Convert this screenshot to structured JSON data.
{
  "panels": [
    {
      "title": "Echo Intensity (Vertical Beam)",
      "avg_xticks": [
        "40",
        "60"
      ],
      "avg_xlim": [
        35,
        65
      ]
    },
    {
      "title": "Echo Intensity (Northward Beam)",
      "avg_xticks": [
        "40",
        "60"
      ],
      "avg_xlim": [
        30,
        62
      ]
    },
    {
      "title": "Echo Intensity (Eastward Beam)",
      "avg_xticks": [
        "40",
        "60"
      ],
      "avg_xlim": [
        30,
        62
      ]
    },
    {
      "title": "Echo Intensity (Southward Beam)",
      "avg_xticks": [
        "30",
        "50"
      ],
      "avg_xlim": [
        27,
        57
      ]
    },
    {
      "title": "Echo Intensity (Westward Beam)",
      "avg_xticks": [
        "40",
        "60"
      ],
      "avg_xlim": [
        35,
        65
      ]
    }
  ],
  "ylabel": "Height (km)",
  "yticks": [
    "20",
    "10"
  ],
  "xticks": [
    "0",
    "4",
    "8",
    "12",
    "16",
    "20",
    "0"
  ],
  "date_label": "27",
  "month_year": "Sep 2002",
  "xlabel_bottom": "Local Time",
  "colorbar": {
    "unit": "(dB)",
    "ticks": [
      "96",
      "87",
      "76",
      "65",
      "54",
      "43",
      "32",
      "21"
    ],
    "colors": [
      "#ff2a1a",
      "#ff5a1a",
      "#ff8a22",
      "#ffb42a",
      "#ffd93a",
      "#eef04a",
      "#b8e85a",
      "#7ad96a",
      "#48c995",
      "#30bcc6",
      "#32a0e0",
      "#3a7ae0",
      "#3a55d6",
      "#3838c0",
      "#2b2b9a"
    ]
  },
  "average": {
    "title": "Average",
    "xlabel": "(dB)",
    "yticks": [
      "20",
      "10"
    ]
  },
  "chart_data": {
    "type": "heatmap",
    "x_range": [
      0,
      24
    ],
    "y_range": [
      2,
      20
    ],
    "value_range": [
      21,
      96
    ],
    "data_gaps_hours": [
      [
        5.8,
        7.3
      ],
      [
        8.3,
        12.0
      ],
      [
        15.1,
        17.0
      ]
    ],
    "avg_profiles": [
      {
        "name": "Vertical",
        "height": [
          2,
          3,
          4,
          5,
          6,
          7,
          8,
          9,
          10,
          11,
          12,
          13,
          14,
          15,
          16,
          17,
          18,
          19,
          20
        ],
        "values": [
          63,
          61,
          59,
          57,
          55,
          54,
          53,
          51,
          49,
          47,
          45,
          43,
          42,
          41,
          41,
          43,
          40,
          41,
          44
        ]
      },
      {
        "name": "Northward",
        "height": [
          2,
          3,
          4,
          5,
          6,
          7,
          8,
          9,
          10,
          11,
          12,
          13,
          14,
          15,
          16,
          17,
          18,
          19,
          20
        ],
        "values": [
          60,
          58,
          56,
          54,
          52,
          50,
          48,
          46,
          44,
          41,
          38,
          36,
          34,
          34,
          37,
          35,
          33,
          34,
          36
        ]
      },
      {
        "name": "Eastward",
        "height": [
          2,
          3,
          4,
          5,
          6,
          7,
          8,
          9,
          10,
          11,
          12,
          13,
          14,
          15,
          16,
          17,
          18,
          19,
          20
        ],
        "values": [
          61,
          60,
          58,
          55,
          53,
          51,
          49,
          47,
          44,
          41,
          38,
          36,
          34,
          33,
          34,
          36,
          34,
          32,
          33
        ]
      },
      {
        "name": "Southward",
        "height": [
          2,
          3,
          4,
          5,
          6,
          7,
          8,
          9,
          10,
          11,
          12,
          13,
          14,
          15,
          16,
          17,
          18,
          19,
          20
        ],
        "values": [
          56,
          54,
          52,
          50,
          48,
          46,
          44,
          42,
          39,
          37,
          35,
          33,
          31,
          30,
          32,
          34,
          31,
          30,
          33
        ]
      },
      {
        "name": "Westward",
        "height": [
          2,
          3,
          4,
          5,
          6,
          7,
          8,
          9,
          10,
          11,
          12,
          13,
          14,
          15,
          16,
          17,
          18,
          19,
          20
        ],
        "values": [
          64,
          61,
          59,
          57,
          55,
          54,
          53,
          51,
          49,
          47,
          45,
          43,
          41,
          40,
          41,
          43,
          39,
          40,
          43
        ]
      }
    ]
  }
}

§ **WRITTEN INSTRUCTION**: Your answer should be only a number: how many lines of the data above contain the string "Vertical"?

§ **COMPLETE OUTPUT**: 2